= TASK OBJECTIVE =
Repeat the records in full and exactly, omitting pictures.

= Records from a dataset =
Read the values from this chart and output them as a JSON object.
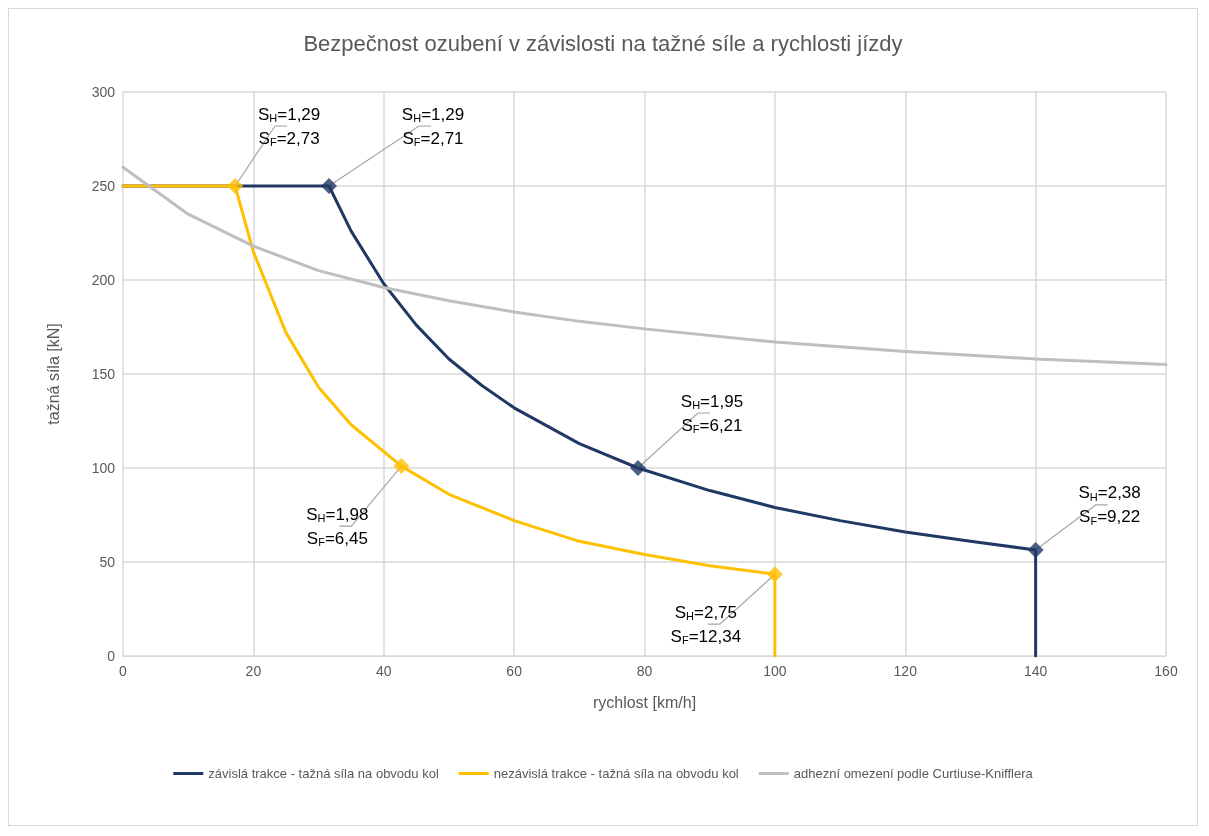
{
  "chart_data": {
    "type": "line",
    "title": "Bezpečnost ozubení v závislosti na tažné síle a rychlosti jízdy",
    "xlabel": "rychlost [km/h]",
    "ylabel": "tažná síla [kN]",
    "xlim": [
      0,
      160
    ],
    "xticks": [
      0,
      20,
      40,
      60,
      80,
      100,
      120,
      140,
      160
    ],
    "ylim": [
      0,
      300
    ],
    "yticks": [
      0,
      50,
      100,
      150,
      200,
      250,
      300
    ],
    "grid": true,
    "legend": "bottom",
    "line_style": "solid",
    "series": [
      {
        "name": "závislá trakce - tažná síla na obvodu kol",
        "color": "#1f3864",
        "marker": "none",
        "x": [
          0,
          31.6,
          35,
          40,
          45,
          50,
          55,
          60,
          70,
          79,
          90,
          100,
          110,
          120,
          130,
          140,
          140
        ],
        "values": [
          250,
          250,
          226,
          198,
          176,
          158,
          144,
          132,
          113,
          100,
          88,
          79,
          72,
          66,
          61,
          56.4,
          0
        ]
      },
      {
        "name": "nezávislá trakce - tažná síla na obvodu kol",
        "color": "#ffc000",
        "marker": "none",
        "x": [
          0,
          17.2,
          20,
          25,
          30,
          35,
          42.7,
          50,
          60,
          70,
          80,
          90,
          100,
          100
        ],
        "values": [
          250,
          250,
          215,
          172,
          143,
          123,
          101,
          86,
          72,
          61,
          54,
          48,
          43.5,
          0
        ]
      },
      {
        "name": "adhezní omezení podle Curtiuse-Knifflera",
        "color": "#bfbfbf",
        "marker": "none",
        "x": [
          0,
          10,
          20,
          30,
          40,
          50,
          60,
          70,
          80,
          100,
          120,
          140,
          160
        ],
        "values": [
          260,
          235,
          218,
          205,
          196,
          189,
          183,
          178,
          174,
          167,
          162,
          158,
          155
        ]
      },
      {
        "type": "scatter",
        "color": "#1f3864",
        "marker": "diamond",
        "x": [
          31.6,
          79,
          140
        ],
        "values": [
          250,
          100,
          56.4
        ]
      },
      {
        "type": "scatter",
        "color": "#ffc000",
        "marker": "diamond",
        "x": [
          17.2,
          42.7,
          100
        ],
        "values": [
          250,
          101,
          43.5
        ]
      }
    ],
    "annotations": [
      {
        "text": "S$_{H}$=1,29\nS$_{F}$=2,73",
        "x": 17.2,
        "y": 250
      },
      {
        "text": "S$_{H}$=1,29\nS$_{F}$=2,71",
        "x": 31.6,
        "y": 250
      },
      {
        "text": "S$_{H}$=1,98\nS$_{F}$=6,45",
        "x": 42.7,
        "y": 101
      },
      {
        "text": "S$_{H}$=1,95\nS$_{F}$=6,21",
        "x": 79,
        "y": 100
      },
      {
        "text": "S$_{H}$=2,38\nS$_{F}$=9,22",
        "x": 140,
        "y": 56.4
      },
      {
        "text": "S$_{H}$=2,75\nS$_{F}$=12,34",
        "x": 100,
        "y": 43.5
      }
    ]
  }
}
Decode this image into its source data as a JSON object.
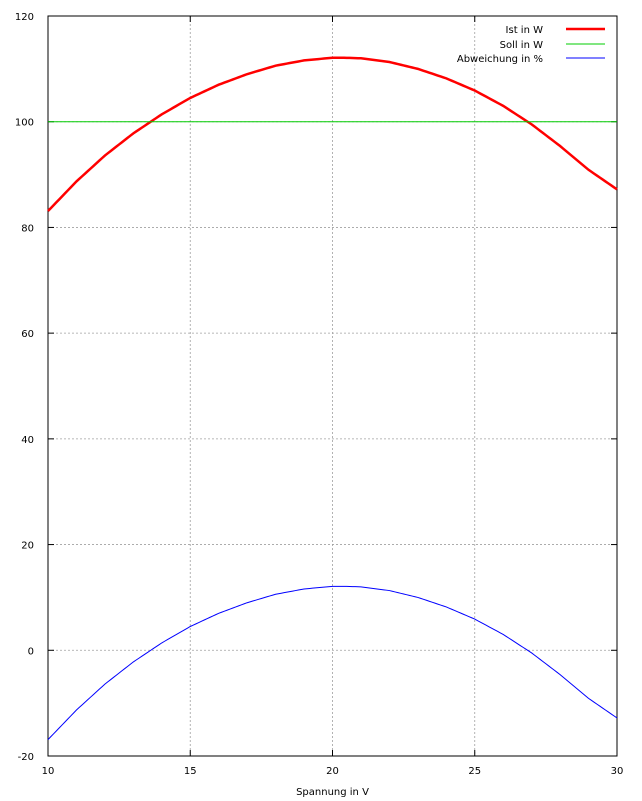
{
  "chart_data": {
    "type": "line",
    "title": "",
    "xlabel": "Spannung in V",
    "ylabel": "",
    "xlim": [
      10,
      30
    ],
    "ylim": [
      -20,
      120
    ],
    "xticks": [
      10,
      15,
      20,
      25,
      30
    ],
    "yticks": [
      -20,
      0,
      20,
      40,
      60,
      80,
      100,
      120
    ],
    "grid": true,
    "legend_position": "top-right",
    "series": [
      {
        "name": "Ist in W",
        "color": "#ff0000",
        "x": [
          10,
          11,
          12,
          13,
          14,
          15,
          16,
          17,
          18,
          19,
          20,
          20.4,
          21,
          22,
          23,
          24,
          25,
          26,
          27,
          28,
          29,
          30
        ],
        "y": [
          83.1,
          88.7,
          93.6,
          97.8,
          101.4,
          104.5,
          107,
          109,
          110.6,
          111.6,
          112.1,
          112.1,
          112,
          111.3,
          110,
          108.2,
          105.9,
          103,
          99.5,
          95.4,
          90.9,
          87.2
        ]
      },
      {
        "name": "Soll in W",
        "color": "#00cc00",
        "x": [
          10,
          30
        ],
        "y": [
          100,
          100
        ]
      },
      {
        "name": "Abweichung in %",
        "color": "#0000ff",
        "x": [
          10,
          11,
          12,
          13,
          14,
          15,
          16,
          17,
          18,
          19,
          20,
          20.4,
          21,
          22,
          23,
          24,
          25,
          26,
          27,
          28,
          29,
          30
        ],
        "y": [
          -16.9,
          -11.3,
          -6.4,
          -2.2,
          1.4,
          4.5,
          7,
          9,
          10.6,
          11.6,
          12.1,
          12.1,
          12,
          11.3,
          10,
          8.2,
          5.9,
          3,
          -0.5,
          -4.6,
          -9.1,
          -12.8
        ]
      }
    ]
  }
}
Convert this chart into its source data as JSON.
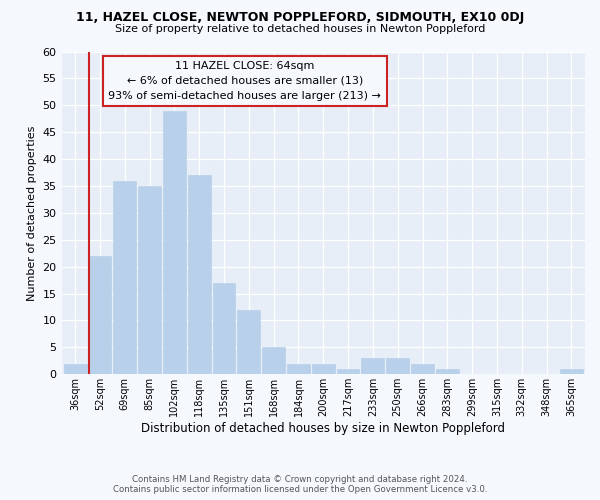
{
  "title1": "11, HAZEL CLOSE, NEWTON POPPLEFORD, SIDMOUTH, EX10 0DJ",
  "title2": "Size of property relative to detached houses in Newton Poppleford",
  "xlabel": "Distribution of detached houses by size in Newton Poppleford",
  "ylabel": "Number of detached properties",
  "bar_color": "#b8d0ea",
  "bar_edge_color": "#b8d0ea",
  "highlight_line_color": "#cc2222",
  "annotation_title": "11 HAZEL CLOSE: 64sqm",
  "annotation_line1": "← 6% of detached houses are smaller (13)",
  "annotation_line2": "93% of semi-detached houses are larger (213) →",
  "annotation_box_color": "#cc2222",
  "categories": [
    "36sqm",
    "52sqm",
    "69sqm",
    "85sqm",
    "102sqm",
    "118sqm",
    "135sqm",
    "151sqm",
    "168sqm",
    "184sqm",
    "200sqm",
    "217sqm",
    "233sqm",
    "250sqm",
    "266sqm",
    "283sqm",
    "299sqm",
    "315sqm",
    "332sqm",
    "348sqm",
    "365sqm"
  ],
  "values": [
    2,
    22,
    36,
    35,
    49,
    37,
    17,
    12,
    5,
    2,
    2,
    1,
    3,
    3,
    2,
    1,
    0,
    0,
    0,
    0,
    1
  ],
  "highlight_index": 1,
  "ylim": [
    0,
    60
  ],
  "yticks": [
    0,
    5,
    10,
    15,
    20,
    25,
    30,
    35,
    40,
    45,
    50,
    55,
    60
  ],
  "footer1": "Contains HM Land Registry data © Crown copyright and database right 2024.",
  "footer2": "Contains public sector information licensed under the Open Government Licence v3.0.",
  "background_color": "#f5f8fd",
  "plot_bg_color": "#e8eef8"
}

= RESULT OF THE TASK =
Read the values from this chart and output them as a JSON object.
{
  "chart_data": {
    "type": "line",
    "title": "Bezpečnost ozubení v závislosti na tažné síle a rychlosti jízdy",
    "xlabel": "rychlost [km/h]",
    "ylabel": "tažná síla [kN]",
    "xlim": [
      0,
      160
    ],
    "xticks": [
      0,
      20,
      40,
      60,
      80,
      100,
      120,
      140,
      160
    ],
    "ylim": [
      0,
      300
    ],
    "yticks": [
      0,
      50,
      100,
      150,
      200,
      250,
      300
    ],
    "grid": true,
    "legend": "bottom",
    "line_style": "solid",
    "series": [
      {
        "name": "závislá trakce - tažná síla na obvodu kol",
        "color": "#1f3864",
        "marker": "none",
        "x": [
          0,
          31.6,
          35,
          40,
          45,
          50,
          55,
          60,
          70,
          79,
          90,
          100,
          110,
          120,
          130,
          140,
          140
        ],
        "values": [
          250,
          250,
          226,
          198,
          176,
          158,
          144,
          132,
          113,
          100,
          88,
          79,
          72,
          66,
          61,
          56.4,
          0
        ]
      },
      {
        "name": "nezávislá trakce - tažná síla na obvodu kol",
        "color": "#ffc000",
        "marker": "none",
        "x": [
          0,
          17.2,
          20,
          25,
          30,
          35,
          42.7,
          50,
          60,
          70,
          80,
          90,
          100,
          100
        ],
        "values": [
          250,
          250,
          215,
          172,
          143,
          123,
          101,
          86,
          72,
          61,
          54,
          48,
          43.5,
          0
        ]
      },
      {
        "name": "adhezní omezení podle Curtiuse-Knifflera",
        "color": "#bfbfbf",
        "marker": "none",
        "x": [
          0,
          10,
          20,
          30,
          40,
          50,
          60,
          70,
          80,
          100,
          120,
          140,
          160
        ],
        "values": [
          260,
          235,
          218,
          205,
          196,
          189,
          183,
          178,
          174,
          167,
          162,
          158,
          155
        ]
      },
      {
        "type": "scatter",
        "color": "#1f3864",
        "marker": "diamond",
        "x": [
          31.6,
          79,
          140
        ],
        "values": [
          250,
          100,
          56.4
        ]
      },
      {
        "type": "scatter",
        "color": "#ffc000",
        "marker": "diamond",
        "x": [
          17.2,
          42.7,
          100
        ],
        "values": [
          250,
          101,
          43.5
        ]
      }
    ],
    "annotations": [
      {
        "text": "S$_{H}$=1,29\nS$_{F}$=2,73",
        "x": 17.2,
        "y": 250
      },
      {
        "text": "S$_{H}$=1,29\nS$_{F}$=2,71",
        "x": 31.6,
        "y": 250
      },
      {
        "text": "S$_{H}$=1,98\nS$_{F}$=6,45",
        "x": 42.7,
        "y": 101
      },
      {
        "text": "S$_{H}$=1,95\nS$_{F}$=6,21",
        "x": 79,
        "y": 100
      },
      {
        "text": "S$_{H}$=2,38\nS$_{F}$=9,22",
        "x": 140,
        "y": 56.4
      },
      {
        "text": "S$_{H}$=2,75\nS$_{F}$=12,34",
        "x": 100,
        "y": 43.5
      }
    ]
  }
}
Decode this image into its source data as a JSON object.
{
  "chart_data": {
    "type": "line",
    "title": "",
    "xlabel": "Spannung in V",
    "ylabel": "",
    "xlim": [
      10,
      30
    ],
    "ylim": [
      -20,
      120
    ],
    "xticks": [
      10,
      15,
      20,
      25,
      30
    ],
    "yticks": [
      -20,
      0,
      20,
      40,
      60,
      80,
      100,
      120
    ],
    "grid": true,
    "legend_position": "top-right",
    "series": [
      {
        "name": "Ist in W",
        "color": "#ff0000",
        "x": [
          10,
          11,
          12,
          13,
          14,
          15,
          16,
          17,
          18,
          19,
          20,
          20.4,
          21,
          22,
          23,
          24,
          25,
          26,
          27,
          28,
          29,
          30
        ],
        "y": [
          83.1,
          88.7,
          93.6,
          97.8,
          101.4,
          104.5,
          107,
          109,
          110.6,
          111.6,
          112.1,
          112.1,
          112,
          111.3,
          110,
          108.2,
          105.9,
          103,
          99.5,
          95.4,
          90.9,
          87.2
        ]
      },
      {
        "name": "Soll in W",
        "color": "#00cc00",
        "x": [
          10,
          30
        ],
        "y": [
          100,
          100
        ]
      },
      {
        "name": "Abweichung in %",
        "color": "#0000ff",
        "x": [
          10,
          11,
          12,
          13,
          14,
          15,
          16,
          17,
          18,
          19,
          20,
          20.4,
          21,
          22,
          23,
          24,
          25,
          26,
          27,
          28,
          29,
          30
        ],
        "y": [
          -16.9,
          -11.3,
          -6.4,
          -2.2,
          1.4,
          4.5,
          7,
          9,
          10.6,
          11.6,
          12.1,
          12.1,
          12,
          11.3,
          10,
          8.2,
          5.9,
          3,
          -0.5,
          -4.6,
          -9.1,
          -12.8
        ]
      }
    ]
  }
}
Convert this chart into its source data as JSON.
{
  "title1": "11, HAZEL CLOSE, NEWTON POPPLEFORD, SIDMOUTH, EX10 0DJ",
  "title2": "Size of property relative to detached houses in Newton Poppleford",
  "xlabel": "Distribution of detached houses by size in Newton Poppleford",
  "ylabel": "Number of detached properties",
  "bar_color": "#b8d0ea",
  "bar_edge_color": "#b8d0ea",
  "highlight_line_color": "#cc2222",
  "annotation_title": "11 HAZEL CLOSE: 64sqm",
  "annotation_line1": "← 6% of detached houses are smaller (13)",
  "annotation_line2": "93% of semi-detached houses are larger (213) →",
  "annotation_box_color": "#cc2222",
  "categories": [
    "36sqm",
    "52sqm",
    "69sqm",
    "85sqm",
    "102sqm",
    "118sqm",
    "135sqm",
    "151sqm",
    "168sqm",
    "184sqm",
    "200sqm",
    "217sqm",
    "233sqm",
    "250sqm",
    "266sqm",
    "283sqm",
    "299sqm",
    "315sqm",
    "332sqm",
    "348sqm",
    "365sqm"
  ],
  "values": [
    2,
    22,
    36,
    35,
    49,
    37,
    17,
    12,
    5,
    2,
    2,
    1,
    3,
    3,
    2,
    1,
    0,
    0,
    0,
    0,
    1
  ],
  "highlight_index": 1,
  "ylim": [
    0,
    60
  ],
  "yticks": [
    0,
    5,
    10,
    15,
    20,
    25,
    30,
    35,
    40,
    45,
    50,
    55,
    60
  ],
  "footer1": "Contains HM Land Registry data © Crown copyright and database right 2024.",
  "footer2": "Contains public sector information licensed under the Open Government Licence v3.0.",
  "background_color": "#f5f8fd",
  "plot_bg_color": "#e8eef8"
}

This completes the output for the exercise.